◆ Testo fornito:
Oggi, grazie a nuove tecniche di rilocalizzazione ipocentrale e all’integrazione di dati marini e terrestri, gli scienziati dispongono di un quadro molto più dettagliato.
Oltre 2.400 terremoti analizzati
Lo studio ha esaminato più di 2.400 terremoti registrati tra il 1990 e il 2019. I dati provengono dalla rete sismica dell’INGV e da sistemi di monitoraggio installati sul fondale marino, tra cui l’osservatorio multidisciplinare NEMO-SN1 e sette Ocean Bottom Seismometers (OBS) utilizzati nell’esperimento Seismofaults.
L’analisi ha permesso di individuare con maggiore precisione la distribuzione della sismicità e di riconoscere due principali livelli sismogenetici.
Due profondità, due meccanismi sismici
I ricercatori hanno identificato:
- Uno strato superficiale (6–20 km), dove si concentra la maggior parte dei terremoti, legati alla deformazione della crosta continentale.
- Uno strato più profondo (40–80 km), associato alla subduzione della placca ionica sotto la Calabria.
In superficie dominano forze estensionali, che tendono ad “allungare” la crosta terrestre. In profondità, invece, emergono anche componenti compressive, legate alla convergenza tra la placca africana e quella eurasiatica.
Subduzione calabra: il motore profondo
Lo Mar Ionio è il teatro di un processo geodinamico cruciale: la cosiddetta subduzione calabra. Qui un frammento dell’antica crosta oceanica della Tetide scende nel mantello terrestre sotto la Calabria.
Questo movimento trascina e deforma la crosta sovrastante, generando tensioni che si propagano fino in superficie. Il risultato è un sistema dinamico in cui faglie terrestri e sottomarine si attivano in modo coordinato.
Non una sola faglia, ma un sistema complesso
Uno dei risultati più significativi dello studio è che nello Stretto non esiste una singola “grande faglia” responsabile della deformazione, bensì un mosaico di strutture interconnesse.
Le nuove immagini sismiche del fondale marino hanno rivelato scarpate morfologiche e deformazioni nei sedimenti recenti, prova di attività tettonica ancora in corso. Molte tracce vengono rapidamente modificate da correnti marine e frane sottomarine, ma l’evidenza geofisica conferma che l’area resta altamente dinamica.

Dati per la previsione dei riquadri di delimitazione:
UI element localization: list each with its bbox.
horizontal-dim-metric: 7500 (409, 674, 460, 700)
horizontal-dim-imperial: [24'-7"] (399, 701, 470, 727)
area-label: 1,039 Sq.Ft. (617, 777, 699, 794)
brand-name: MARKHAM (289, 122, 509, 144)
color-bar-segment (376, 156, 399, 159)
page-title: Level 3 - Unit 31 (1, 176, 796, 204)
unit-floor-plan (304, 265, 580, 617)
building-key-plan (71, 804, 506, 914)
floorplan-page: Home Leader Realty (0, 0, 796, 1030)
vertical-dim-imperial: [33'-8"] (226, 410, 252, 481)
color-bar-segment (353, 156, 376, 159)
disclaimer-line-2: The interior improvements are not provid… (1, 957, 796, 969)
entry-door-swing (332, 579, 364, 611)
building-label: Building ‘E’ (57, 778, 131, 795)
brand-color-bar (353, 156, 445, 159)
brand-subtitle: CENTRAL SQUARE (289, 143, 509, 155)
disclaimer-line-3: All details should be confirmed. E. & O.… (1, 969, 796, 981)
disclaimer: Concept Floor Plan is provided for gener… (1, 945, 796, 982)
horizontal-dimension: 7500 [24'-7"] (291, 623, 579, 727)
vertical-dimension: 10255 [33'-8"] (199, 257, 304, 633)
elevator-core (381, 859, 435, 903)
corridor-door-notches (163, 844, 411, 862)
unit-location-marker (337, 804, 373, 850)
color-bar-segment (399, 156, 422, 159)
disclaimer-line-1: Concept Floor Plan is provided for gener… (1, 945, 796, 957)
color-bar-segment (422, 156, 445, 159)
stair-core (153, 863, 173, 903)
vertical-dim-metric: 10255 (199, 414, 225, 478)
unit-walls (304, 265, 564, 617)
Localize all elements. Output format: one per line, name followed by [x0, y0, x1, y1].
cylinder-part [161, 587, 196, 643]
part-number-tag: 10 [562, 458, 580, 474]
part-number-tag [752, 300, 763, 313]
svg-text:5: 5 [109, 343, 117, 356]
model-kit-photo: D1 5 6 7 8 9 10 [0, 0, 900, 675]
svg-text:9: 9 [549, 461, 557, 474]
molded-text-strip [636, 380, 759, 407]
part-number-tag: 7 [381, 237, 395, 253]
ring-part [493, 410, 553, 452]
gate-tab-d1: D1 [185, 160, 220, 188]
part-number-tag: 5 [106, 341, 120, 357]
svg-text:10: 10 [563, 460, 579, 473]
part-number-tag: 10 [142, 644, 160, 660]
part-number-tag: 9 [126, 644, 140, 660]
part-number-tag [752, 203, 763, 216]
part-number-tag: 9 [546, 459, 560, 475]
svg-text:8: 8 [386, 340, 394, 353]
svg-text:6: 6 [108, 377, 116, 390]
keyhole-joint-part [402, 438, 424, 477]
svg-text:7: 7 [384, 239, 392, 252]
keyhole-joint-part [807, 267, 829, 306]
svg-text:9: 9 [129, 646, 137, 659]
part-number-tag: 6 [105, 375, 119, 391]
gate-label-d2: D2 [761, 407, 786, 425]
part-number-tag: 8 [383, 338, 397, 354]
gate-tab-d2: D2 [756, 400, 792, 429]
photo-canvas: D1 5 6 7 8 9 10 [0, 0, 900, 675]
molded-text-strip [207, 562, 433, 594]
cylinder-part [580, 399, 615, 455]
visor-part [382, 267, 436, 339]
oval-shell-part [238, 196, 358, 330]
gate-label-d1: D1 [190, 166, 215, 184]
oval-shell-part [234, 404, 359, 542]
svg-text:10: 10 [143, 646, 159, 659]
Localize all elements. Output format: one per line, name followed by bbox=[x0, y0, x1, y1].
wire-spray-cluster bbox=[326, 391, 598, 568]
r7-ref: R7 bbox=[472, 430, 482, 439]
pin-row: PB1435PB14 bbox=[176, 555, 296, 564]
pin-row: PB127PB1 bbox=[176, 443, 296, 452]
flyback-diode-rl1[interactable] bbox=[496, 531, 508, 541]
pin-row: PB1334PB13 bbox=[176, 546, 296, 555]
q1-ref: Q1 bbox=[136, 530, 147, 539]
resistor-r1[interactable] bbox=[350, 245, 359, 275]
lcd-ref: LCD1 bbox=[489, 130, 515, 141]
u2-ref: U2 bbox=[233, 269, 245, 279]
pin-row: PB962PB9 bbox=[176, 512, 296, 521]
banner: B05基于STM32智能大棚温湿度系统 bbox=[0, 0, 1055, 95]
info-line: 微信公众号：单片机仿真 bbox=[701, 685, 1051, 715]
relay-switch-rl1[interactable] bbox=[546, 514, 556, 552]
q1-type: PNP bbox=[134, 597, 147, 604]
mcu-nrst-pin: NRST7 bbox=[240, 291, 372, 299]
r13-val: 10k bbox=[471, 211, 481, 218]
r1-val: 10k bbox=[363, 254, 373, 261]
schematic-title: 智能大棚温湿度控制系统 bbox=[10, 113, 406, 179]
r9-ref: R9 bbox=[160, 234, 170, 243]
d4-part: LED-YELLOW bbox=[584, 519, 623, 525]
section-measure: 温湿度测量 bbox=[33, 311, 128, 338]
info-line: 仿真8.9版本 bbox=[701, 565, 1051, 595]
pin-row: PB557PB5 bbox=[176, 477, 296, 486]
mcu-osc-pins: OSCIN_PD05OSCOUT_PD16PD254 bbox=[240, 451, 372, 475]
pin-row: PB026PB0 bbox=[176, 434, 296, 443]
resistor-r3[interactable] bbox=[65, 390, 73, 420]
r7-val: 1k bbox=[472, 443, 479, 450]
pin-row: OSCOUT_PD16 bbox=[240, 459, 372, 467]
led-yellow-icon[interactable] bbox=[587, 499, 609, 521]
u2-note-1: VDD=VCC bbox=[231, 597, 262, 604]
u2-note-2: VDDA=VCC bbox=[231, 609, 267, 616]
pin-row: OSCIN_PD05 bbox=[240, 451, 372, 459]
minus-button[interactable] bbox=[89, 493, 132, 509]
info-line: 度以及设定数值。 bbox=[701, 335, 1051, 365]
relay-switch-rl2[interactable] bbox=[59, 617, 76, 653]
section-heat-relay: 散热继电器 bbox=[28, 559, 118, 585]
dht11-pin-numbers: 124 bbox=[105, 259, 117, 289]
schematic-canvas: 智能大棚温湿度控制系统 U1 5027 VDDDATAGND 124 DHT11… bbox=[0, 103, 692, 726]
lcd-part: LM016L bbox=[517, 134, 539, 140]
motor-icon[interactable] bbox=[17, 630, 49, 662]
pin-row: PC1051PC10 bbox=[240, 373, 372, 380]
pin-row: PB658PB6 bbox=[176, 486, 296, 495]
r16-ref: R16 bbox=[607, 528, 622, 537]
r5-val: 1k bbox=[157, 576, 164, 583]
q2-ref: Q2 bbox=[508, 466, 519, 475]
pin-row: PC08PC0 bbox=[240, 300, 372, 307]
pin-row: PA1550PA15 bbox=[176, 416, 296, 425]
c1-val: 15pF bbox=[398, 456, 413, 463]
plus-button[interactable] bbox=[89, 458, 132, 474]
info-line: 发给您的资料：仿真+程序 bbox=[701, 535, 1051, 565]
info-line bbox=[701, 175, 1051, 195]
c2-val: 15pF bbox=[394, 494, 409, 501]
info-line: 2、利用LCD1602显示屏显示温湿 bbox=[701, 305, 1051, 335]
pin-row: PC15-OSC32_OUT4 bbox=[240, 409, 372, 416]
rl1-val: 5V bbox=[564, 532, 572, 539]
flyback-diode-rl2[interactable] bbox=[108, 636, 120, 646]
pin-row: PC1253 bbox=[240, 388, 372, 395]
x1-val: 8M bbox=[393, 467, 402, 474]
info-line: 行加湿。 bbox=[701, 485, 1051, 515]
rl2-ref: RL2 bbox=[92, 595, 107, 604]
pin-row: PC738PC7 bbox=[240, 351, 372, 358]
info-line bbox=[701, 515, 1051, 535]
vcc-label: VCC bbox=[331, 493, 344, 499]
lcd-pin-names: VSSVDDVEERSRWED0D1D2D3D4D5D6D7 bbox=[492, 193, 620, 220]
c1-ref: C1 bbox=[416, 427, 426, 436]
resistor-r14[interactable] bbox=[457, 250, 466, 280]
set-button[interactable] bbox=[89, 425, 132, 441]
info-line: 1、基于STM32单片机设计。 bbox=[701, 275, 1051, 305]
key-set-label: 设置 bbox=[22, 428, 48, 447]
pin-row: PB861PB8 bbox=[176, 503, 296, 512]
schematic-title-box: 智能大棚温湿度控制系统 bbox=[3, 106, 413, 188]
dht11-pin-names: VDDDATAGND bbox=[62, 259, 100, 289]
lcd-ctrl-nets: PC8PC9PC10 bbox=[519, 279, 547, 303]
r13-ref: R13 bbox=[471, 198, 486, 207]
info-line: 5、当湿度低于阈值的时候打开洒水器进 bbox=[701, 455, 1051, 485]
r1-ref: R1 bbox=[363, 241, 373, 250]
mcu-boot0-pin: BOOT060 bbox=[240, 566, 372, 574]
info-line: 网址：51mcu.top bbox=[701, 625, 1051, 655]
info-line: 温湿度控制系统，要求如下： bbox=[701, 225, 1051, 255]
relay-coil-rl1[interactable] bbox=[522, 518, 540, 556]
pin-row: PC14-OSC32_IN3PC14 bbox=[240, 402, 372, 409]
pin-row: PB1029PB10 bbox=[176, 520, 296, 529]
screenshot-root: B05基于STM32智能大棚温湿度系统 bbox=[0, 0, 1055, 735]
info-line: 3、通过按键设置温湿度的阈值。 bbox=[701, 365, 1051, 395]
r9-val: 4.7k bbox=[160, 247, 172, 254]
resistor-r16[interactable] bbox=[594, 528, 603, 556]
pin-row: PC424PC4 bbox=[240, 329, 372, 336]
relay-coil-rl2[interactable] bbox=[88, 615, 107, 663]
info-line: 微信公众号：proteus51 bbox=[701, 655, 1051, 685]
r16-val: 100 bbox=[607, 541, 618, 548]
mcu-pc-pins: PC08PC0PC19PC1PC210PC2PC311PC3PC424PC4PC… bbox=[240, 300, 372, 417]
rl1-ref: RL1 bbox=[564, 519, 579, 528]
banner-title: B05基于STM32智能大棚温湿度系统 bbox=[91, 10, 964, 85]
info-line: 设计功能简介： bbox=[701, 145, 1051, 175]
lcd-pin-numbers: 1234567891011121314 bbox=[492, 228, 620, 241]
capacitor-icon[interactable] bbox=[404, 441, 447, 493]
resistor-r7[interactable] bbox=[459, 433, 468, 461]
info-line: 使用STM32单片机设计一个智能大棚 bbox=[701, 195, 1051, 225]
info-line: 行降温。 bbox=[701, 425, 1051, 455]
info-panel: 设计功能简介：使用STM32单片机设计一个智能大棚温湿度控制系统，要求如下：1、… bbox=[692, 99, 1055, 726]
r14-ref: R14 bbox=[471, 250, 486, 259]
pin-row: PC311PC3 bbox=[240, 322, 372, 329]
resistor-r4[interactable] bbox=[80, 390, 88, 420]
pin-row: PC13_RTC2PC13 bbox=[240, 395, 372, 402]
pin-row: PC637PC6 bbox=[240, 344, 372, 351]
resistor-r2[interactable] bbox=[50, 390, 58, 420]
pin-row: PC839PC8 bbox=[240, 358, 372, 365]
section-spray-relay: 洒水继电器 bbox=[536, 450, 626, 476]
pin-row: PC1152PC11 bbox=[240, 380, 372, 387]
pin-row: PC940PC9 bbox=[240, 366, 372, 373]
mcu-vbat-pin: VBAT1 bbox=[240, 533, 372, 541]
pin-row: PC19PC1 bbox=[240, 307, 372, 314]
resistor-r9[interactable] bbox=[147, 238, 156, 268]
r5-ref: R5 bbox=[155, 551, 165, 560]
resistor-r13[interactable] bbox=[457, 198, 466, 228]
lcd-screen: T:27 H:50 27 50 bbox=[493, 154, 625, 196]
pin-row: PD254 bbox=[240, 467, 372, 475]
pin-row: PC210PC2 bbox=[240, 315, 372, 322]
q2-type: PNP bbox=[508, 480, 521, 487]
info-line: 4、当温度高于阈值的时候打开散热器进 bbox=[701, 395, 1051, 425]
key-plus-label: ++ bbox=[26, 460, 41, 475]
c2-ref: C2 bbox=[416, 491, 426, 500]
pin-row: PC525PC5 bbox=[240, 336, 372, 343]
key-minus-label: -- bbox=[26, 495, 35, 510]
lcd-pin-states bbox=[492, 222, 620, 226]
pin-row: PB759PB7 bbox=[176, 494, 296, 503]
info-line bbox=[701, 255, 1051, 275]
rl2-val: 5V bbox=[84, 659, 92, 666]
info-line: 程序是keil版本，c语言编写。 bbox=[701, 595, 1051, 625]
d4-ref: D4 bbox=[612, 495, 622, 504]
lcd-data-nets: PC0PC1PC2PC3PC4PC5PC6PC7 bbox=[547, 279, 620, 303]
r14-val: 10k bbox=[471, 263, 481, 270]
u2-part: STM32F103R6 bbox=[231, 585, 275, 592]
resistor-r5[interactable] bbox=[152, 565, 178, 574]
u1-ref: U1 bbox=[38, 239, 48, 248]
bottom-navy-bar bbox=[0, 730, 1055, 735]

◆ Descrizione dell'esercizio:
Prosegua il testo sulla sismicità e sulla subduzione calabra, riprendendo subito dopo la sua ultima frase.

◆ Esito del compito:
La sismicità recente: cosa sta accadendo oggi
Negli ultimi trent’anni sono stati registrati principalmente terremoti di bassa e media magnitudo, spesso organizzati in piccole sequenze sismiche.
Molti di questi eventi si collocano in prossimità dell’epicentro del sisma del 1908 e mostrano meccanismi coerenti con faglie orientate NE–SW attive tra 4 e 12 km di profondità.
Si tratta di segnali che indicano una deformazione ancora attiva, sebbene non si siano verificati eventi paragonabili per magnitudo a quello storico.
Perché lo studio è fondamentale per la pericolosità sismica
Comprendere la geometria delle faglie attive nello Stretto di Messina è cruciale per:
- migliorare i modelli di pericolosità sismica;
- aggiornare i piani di prevenzione e protezione civile;
- valutare correttamente il rischio in un’area densamente popolata.
La nuova interpretazione integra dati sismologici, geofisici e morfologici in un unico modello coerente, offrendo una base scientifica più solida per le future valutazioni di rischio.
Una frontiera geodinamica nel cuore del Mediterraneo
Lo Stretto di Messina non è soltanto un confine geografico tra Sicilia e Calabria. È una vera e propria frontiera geodinamica, dove la placca africana spinge verso nord mentre quella eurasiatica resiste e si deforma.
Sotto quelle acque si nasconde un sistema complesso di faglie attive, alimentato da processi profondi che operano a decine di chilometri sotto la superficie.
La ricerca, curata da Tiziana Sgroi, Graziella Barberi, Luca Gasperini, Rob Govers, Nicolai Nijholt, Giuseppe Lo Mauro, Marco Ligi, Andrea Artoni, Luigi Torelli e Alina Polonia, rappresenta un passo avanti decisivo nella comprensione della sismogenesi dello Stretto e conferma il ruolo centrale dell’INGV nella ricerca geofisica internazionale.